───── Records for this exercise
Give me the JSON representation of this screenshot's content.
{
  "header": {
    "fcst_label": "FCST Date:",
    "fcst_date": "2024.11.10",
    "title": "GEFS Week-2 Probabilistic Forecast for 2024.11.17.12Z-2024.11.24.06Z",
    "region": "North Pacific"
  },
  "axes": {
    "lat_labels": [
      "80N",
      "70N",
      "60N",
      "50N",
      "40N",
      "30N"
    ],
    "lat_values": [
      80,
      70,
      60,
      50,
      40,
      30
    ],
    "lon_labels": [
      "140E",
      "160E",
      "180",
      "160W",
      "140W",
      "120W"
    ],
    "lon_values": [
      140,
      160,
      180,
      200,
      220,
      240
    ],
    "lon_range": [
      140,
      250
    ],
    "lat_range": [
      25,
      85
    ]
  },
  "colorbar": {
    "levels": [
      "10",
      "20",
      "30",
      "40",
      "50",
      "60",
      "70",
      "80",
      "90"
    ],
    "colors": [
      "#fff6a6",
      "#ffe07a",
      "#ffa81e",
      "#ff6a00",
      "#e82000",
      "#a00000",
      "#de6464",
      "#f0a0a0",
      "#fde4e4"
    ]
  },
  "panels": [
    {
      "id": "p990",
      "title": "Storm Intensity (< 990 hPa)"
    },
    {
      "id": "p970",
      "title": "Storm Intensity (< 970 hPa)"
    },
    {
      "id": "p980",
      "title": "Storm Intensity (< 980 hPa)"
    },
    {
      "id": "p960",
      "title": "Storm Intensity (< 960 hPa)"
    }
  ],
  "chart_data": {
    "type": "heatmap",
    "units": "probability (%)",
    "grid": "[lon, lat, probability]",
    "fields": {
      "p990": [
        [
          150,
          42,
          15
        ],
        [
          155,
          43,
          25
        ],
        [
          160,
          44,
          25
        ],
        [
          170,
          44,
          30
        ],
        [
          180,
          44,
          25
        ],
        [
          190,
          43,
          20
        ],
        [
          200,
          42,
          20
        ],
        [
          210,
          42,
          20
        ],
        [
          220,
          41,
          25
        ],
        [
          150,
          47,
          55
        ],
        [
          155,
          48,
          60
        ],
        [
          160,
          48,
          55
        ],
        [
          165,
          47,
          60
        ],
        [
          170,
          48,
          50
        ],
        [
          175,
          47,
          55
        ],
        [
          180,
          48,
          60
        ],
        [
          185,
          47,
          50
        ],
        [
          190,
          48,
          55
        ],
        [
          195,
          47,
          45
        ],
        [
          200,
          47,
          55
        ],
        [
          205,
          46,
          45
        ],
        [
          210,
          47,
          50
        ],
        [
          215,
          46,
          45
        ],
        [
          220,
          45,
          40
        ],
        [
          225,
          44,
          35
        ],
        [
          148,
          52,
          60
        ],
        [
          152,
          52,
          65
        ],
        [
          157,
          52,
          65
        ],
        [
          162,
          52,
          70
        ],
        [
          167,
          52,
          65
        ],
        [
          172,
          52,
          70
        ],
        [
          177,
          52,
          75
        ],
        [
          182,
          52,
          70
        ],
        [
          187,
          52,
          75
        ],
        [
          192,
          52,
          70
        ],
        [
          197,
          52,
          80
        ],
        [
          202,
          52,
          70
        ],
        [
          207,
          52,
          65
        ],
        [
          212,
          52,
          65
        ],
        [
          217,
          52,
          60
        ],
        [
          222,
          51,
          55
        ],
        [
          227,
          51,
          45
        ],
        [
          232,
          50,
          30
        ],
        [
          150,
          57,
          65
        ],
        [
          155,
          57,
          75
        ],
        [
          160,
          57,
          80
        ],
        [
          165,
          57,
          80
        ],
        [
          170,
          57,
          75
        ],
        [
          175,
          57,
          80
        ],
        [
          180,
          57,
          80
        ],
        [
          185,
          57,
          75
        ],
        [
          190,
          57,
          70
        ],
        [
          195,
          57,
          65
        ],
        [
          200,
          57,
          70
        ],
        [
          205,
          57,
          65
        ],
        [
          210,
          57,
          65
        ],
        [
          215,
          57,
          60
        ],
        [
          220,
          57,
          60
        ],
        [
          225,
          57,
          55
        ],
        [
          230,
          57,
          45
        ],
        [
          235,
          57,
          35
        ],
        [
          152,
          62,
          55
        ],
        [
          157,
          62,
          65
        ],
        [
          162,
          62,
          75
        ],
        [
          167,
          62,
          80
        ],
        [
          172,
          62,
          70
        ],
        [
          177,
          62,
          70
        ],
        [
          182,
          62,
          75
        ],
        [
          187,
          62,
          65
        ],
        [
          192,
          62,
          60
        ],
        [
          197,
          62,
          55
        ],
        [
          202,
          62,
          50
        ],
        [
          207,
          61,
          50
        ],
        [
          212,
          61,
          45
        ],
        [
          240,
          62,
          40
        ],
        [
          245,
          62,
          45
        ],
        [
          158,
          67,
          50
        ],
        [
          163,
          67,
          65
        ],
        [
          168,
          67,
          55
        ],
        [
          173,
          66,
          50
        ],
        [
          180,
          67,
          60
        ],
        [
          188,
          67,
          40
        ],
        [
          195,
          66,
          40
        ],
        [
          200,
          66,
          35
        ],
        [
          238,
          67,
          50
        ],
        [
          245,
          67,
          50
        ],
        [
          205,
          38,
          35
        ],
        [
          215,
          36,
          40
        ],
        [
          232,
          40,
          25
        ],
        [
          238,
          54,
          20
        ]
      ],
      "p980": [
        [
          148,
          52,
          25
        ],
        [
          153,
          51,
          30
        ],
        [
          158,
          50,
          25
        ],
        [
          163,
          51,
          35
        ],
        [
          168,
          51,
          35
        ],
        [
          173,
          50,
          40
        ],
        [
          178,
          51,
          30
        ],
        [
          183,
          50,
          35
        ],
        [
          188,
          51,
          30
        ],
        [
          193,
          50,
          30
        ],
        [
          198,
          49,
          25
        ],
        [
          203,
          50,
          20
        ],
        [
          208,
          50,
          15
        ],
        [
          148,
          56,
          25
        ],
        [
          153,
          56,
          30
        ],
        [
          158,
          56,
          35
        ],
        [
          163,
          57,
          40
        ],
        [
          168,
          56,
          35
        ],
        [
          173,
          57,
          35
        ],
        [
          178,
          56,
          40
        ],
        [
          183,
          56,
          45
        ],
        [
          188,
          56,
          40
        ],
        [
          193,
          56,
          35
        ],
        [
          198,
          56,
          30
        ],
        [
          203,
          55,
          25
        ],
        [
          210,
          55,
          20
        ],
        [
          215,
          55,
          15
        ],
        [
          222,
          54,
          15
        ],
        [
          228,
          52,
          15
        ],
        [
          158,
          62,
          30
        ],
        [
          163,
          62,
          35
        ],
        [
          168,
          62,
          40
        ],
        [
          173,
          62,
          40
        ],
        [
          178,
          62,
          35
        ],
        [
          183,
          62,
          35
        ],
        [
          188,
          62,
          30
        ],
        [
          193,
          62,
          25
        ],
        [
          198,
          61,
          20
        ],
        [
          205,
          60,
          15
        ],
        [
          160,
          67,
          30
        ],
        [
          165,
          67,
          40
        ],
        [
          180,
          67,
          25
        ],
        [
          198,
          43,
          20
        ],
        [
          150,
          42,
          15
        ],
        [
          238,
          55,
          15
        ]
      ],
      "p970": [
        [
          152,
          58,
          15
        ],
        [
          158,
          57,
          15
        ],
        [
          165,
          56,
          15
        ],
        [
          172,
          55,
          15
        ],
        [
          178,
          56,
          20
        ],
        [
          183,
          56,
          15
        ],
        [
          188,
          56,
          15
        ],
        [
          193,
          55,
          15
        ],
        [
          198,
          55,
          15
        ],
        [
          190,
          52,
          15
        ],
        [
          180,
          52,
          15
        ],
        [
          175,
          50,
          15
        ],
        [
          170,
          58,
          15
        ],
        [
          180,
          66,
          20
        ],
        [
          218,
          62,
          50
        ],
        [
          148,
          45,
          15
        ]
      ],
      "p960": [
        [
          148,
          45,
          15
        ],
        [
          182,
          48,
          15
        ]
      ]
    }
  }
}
──────────
→ Aim of the task
Extract every line above that contains the word "Storm".

→ Reply
      "title": "Storm Intensity (< 990 hPa)"
      "title": "Storm Intensity (< 970 hPa)"
      "title": "Storm Intensity (< 980 hPa)"
      "title": "Storm Intensity (< 960 hPa)"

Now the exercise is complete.